§ STORED DATA
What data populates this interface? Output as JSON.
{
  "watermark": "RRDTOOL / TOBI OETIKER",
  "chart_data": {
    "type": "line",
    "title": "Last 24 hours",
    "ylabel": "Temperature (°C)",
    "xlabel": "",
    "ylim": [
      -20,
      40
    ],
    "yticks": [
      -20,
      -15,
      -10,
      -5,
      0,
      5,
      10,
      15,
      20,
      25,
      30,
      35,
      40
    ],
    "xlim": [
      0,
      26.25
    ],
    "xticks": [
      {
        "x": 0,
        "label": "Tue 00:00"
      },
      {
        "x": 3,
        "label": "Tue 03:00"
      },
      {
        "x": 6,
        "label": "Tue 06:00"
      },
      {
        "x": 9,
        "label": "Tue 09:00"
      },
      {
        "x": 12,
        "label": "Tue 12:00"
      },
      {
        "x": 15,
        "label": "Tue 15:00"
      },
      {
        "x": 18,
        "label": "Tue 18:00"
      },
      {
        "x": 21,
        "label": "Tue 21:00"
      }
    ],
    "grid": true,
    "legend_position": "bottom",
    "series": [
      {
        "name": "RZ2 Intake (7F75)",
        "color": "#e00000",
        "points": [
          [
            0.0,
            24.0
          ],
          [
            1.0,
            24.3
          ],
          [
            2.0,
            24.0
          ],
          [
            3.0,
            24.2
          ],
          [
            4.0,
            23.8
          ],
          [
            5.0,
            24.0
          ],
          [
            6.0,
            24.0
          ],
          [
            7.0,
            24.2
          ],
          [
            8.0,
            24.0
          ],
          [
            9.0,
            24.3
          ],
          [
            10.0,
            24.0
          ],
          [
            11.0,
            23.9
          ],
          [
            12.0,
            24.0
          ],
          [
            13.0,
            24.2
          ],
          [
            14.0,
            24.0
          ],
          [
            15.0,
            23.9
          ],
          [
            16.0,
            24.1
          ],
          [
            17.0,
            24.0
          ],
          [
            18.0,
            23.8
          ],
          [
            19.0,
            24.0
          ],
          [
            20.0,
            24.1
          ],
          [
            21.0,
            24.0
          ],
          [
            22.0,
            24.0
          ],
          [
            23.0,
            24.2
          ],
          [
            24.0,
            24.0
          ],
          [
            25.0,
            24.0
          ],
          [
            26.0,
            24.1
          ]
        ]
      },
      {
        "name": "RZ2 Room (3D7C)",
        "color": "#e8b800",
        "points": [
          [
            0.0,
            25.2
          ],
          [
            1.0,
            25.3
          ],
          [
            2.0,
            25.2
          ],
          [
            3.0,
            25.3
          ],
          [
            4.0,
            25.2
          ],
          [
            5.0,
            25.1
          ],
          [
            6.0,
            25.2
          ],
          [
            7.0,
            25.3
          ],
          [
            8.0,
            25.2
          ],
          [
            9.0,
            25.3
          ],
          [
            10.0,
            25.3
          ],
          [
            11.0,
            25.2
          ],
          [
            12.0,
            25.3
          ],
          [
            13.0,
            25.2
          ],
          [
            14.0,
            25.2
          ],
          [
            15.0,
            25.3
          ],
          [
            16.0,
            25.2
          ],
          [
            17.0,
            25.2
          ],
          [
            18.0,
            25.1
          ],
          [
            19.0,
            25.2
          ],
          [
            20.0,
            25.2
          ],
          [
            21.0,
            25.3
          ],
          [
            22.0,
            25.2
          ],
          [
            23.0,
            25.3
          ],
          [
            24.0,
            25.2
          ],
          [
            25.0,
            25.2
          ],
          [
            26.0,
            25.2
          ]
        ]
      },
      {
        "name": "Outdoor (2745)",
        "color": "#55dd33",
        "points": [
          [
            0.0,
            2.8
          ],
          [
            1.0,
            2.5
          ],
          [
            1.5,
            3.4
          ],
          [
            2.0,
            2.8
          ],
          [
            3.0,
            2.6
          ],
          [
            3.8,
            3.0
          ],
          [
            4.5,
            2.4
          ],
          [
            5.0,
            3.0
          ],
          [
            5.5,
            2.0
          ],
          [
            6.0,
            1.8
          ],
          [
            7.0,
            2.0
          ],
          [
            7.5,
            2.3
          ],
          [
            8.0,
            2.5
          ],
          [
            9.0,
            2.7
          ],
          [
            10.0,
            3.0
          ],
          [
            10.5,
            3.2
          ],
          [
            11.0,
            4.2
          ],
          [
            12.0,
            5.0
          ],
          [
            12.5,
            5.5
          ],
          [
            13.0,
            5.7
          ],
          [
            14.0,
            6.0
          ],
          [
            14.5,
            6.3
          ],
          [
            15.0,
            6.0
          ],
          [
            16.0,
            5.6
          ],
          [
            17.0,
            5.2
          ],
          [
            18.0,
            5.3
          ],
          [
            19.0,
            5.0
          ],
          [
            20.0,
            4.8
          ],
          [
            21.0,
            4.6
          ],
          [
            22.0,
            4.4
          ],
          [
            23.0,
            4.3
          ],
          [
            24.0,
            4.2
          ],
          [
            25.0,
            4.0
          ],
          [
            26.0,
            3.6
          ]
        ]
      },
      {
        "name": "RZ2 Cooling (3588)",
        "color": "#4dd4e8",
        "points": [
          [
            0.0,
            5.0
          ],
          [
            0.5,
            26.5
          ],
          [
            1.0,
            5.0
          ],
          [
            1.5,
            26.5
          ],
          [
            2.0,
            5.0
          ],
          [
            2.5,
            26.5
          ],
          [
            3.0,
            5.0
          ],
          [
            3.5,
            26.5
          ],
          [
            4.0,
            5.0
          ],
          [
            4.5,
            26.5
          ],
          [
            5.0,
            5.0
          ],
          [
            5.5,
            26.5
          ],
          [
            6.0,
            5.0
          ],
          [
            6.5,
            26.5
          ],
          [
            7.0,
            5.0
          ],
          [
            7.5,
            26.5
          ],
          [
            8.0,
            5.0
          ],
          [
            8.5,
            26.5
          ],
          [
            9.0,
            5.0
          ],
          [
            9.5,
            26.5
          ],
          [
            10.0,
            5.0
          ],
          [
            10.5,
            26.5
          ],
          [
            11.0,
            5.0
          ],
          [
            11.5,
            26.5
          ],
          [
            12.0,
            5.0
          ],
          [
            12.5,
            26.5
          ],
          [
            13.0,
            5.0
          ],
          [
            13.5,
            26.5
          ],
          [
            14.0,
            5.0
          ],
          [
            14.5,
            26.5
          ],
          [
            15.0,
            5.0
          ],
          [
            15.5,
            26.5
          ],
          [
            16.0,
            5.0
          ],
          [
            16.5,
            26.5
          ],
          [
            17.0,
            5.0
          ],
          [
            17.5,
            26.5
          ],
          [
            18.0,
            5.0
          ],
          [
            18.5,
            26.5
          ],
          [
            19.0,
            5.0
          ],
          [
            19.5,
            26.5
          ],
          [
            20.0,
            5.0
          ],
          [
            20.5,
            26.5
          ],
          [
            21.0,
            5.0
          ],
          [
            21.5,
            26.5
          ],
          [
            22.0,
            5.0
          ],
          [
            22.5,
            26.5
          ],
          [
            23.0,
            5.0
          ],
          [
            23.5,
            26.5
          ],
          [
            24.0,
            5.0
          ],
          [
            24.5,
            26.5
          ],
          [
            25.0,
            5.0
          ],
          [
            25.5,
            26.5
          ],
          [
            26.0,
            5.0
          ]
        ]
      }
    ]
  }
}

§ STATED EXERCISE
Repeat every entry exactly as written above.

§ THE RESULT
What data populates this interface? Output as JSON.
{
  "watermark": "RRDTOOL / TOBI OETIKER",
  "chart_data": {
    "type": "line",
    "title": "Last 24 hours",
    "ylabel": "Temperature (°C)",
    "xlabel": "",
    "ylim": [
      -20,
      40
    ],
    "yticks": [
      -20,
      -15,
      -10,
      -5,
      0,
      5,
      10,
      15,
      20,
      25,
      30,
      35,
      40
    ],
    "xlim": [
      0,
      26.25
    ],
    "xticks": [
      {
        "x": 0,
        "label": "Tue 00:00"
      },
      {
        "x": 3,
        "label": "Tue 03:00"
      },
      {
        "x": 6,
        "label": "Tue 06:00"
      },
      {
        "x": 9,
        "label": "Tue 09:00"
      },
      {
        "x": 12,
        "label": "Tue 12:00"
      },
      {
        "x": 15,
        "label": "Tue 15:00"
      },
      {
        "x": 18,
        "label": "Tue 18:00"
      },
      {
        "x": 21,
        "label": "Tue 21:00"
      }
    ],
    "grid": true,
    "legend_position": "bottom",
    "series": [
      {
        "name": "RZ2 Intake (7F75)",
        "color": "#e00000",
        "points": [
          [
            0.0,
            24.0
          ],
          [
            1.0,
            24.3
          ],
          [
            2.0,
            24.0
          ],
          [
            3.0,
            24.2
          ],
          [
            4.0,
            23.8
          ],
          [
            5.0,
            24.0
          ],
          [
            6.0,
            24.0
          ],
          [
            7.0,
            24.2
          ],
          [
            8.0,
            24.0
          ],
          [
            9.0,
            24.3
          ],
          [
            10.0,
            24.0
          ],
          [
            11.0,
            23.9
          ],
          [
            12.0,
            24.0
          ],
          [
            13.0,
            24.2
          ],
          [
            14.0,
            24.0
          ],
          [
            15.0,
            23.9
          ],
          [
            16.0,
            24.1
          ],
          [
            17.0,
            24.0
          ],
          [
            18.0,
            23.8
          ],
          [
            19.0,
            24.0
          ],
          [
            20.0,
            24.1
          ],
          [
            21.0,
            24.0
          ],
          [
            22.0,
            24.0
          ],
          [
            23.0,
            24.2
          ],
          [
            24.0,
            24.0
          ],
          [
            25.0,
            24.0
          ],
          [
            26.0,
            24.1
          ]
        ]
      },
      {
        "name": "RZ2 Room (3D7C)",
        "color": "#e8b800",
        "points": [
          [
            0.0,
            25.2
          ],
          [
            1.0,
            25.3
          ],
          [
            2.0,
            25.2
          ],
          [
            3.0,
            25.3
          ],
          [
            4.0,
            25.2
          ],
          [
            5.0,
            25.1
          ],
          [
            6.0,
            25.2
          ],
          [
            7.0,
            25.3
          ],
          [
            8.0,
            25.2
          ],
          [
            9.0,
            25.3
          ],
          [
            10.0,
            25.3
          ],
          [
            11.0,
            25.2
          ],
          [
            12.0,
            25.3
          ],
          [
            13.0,
            25.2
          ],
          [
            14.0,
            25.2
          ],
          [
            15.0,
            25.3
          ],
          [
            16.0,
            25.2
          ],
          [
            17.0,
            25.2
          ],
          [
            18.0,
            25.1
          ],
          [
            19.0,
            25.2
          ],
          [
            20.0,
            25.2
          ],
          [
            21.0,
            25.3
          ],
          [
            22.0,
            25.2
          ],
          [
            23.0,
            25.3
          ],
          [
            24.0,
            25.2
          ],
          [
            25.0,
            25.2
          ],
          [
            26.0,
            25.2
          ]
        ]
      },
      {
        "name": "Outdoor (2745)",
        "color": "#55dd33",
        "points": [
          [
            0.0,
            2.8
          ],
          [
            1.0,
            2.5
          ],
          [
            1.5,
            3.4
          ],
          [
            2.0,
            2.8
          ],
          [
            3.0,
            2.6
          ],
          [
            3.8,
            3.0
          ],
          [
            4.5,
            2.4
          ],
          [
            5.0,
            3.0
          ],
          [
            5.5,
            2.0
          ],
          [
            6.0,
            1.8
          ],
          [
            7.0,
            2.0
          ],
          [
            7.5,
            2.3
          ],
          [
            8.0,
            2.5
          ],
          [
            9.0,
            2.7
          ],
          [
            10.0,
            3.0
          ],
          [
            10.5,
            3.2
          ],
          [
            11.0,
            4.2
          ],
          [
            12.0,
            5.0
          ],
          [
            12.5,
            5.5
          ],
          [
            13.0,
            5.7
          ],
          [
            14.0,
            6.0
          ],
          [
            14.5,
            6.3
          ],
          [
            15.0,
            6.0
          ],
          [
            16.0,
            5.6
          ],
          [
            17.0,
            5.2
          ],
          [
            18.0,
            5.3
          ],
          [
            19.0,
            5.0
          ],
          [
            20.0,
            4.8
          ],
          [
            21.0,
            4.6
          ],
          [
            22.0,
            4.4
          ],
          [
            23.0,
            4.3
          ],
          [
            24.0,
            4.2
          ],
          [
            25.0,
            4.0
          ],
          [
            26.0,
            3.6
          ]
        ]
      },
      {
        "name": "RZ2 Cooling (3588)",
        "color": "#4dd4e8",
        "points": [
          [
            0.0,
            5.0
          ],
          [
            0.5,
            26.5
          ],
          [
            1.0,
            5.0
          ],
          [
            1.5,
            26.5
          ],
          [
            2.0,
            5.0
          ],
          [
            2.5,
            26.5
          ],
          [
            3.0,
            5.0
          ],
          [
            3.5,
            26.5
          ],
          [
            4.0,
            5.0
          ],
          [
            4.5,
            26.5
          ],
          [
            5.0,
            5.0
          ],
          [
            5.5,
            26.5
          ],
          [
            6.0,
            5.0
          ],
          [
            6.5,
            26.5
          ],
          [
            7.0,
            5.0
          ],
          [
            7.5,
            26.5
          ],
          [
            8.0,
            5.0
          ],
          [
            8.5,
            26.5
          ],
          [
            9.0,
            5.0
          ],
          [
            9.5,
            26.5
          ],
          [
            10.0,
            5.0
          ],
          [
            10.5,
            26.5
          ],
          [
            11.0,
            5.0
          ],
          [
            11.5,
            26.5
          ],
          [
            12.0,
            5.0
          ],
          [
            12.5,
            26.5
          ],
          [
            13.0,
            5.0
          ],
          [
            13.5,
            26.5
          ],
          [
            14.0,
            5.0
          ],
          [
            14.5,
            26.5
          ],
          [
            15.0,
            5.0
          ],
          [
            15.5,
            26.5
          ],
          [
            16.0,
            5.0
          ],
          [
            16.5,
            26.5
          ],
          [
            17.0,
            5.0
          ],
          [
            17.5,
            26.5
          ],
          [
            18.0,
            5.0
          ],
          [
            18.5,
            26.5
          ],
          [
            19.0,
            5.0
          ],
          [
            19.5,
            26.5
          ],
          [
            20.0,
            5.0
          ],
          [
            20.5,
            26.5
          ],
          [
            21.0,
            5.0
          ],
          [
            21.5,
            26.5
          ],
          [
            22.0,
            5.0
          ],
          [
            22.5,
            26.5
          ],
          [
            23.0,
            5.0
          ],
          [
            23.5,
            26.5
          ],
          [
            24.0,
            5.0
          ],
          [
            24.5,
            26.5
          ],
          [
            25.0,
            5.0
          ],
          [
            25.5,
            26.5
          ],
          [
            26.0,
            5.0
          ]
        ]
      }
    ]
  }
}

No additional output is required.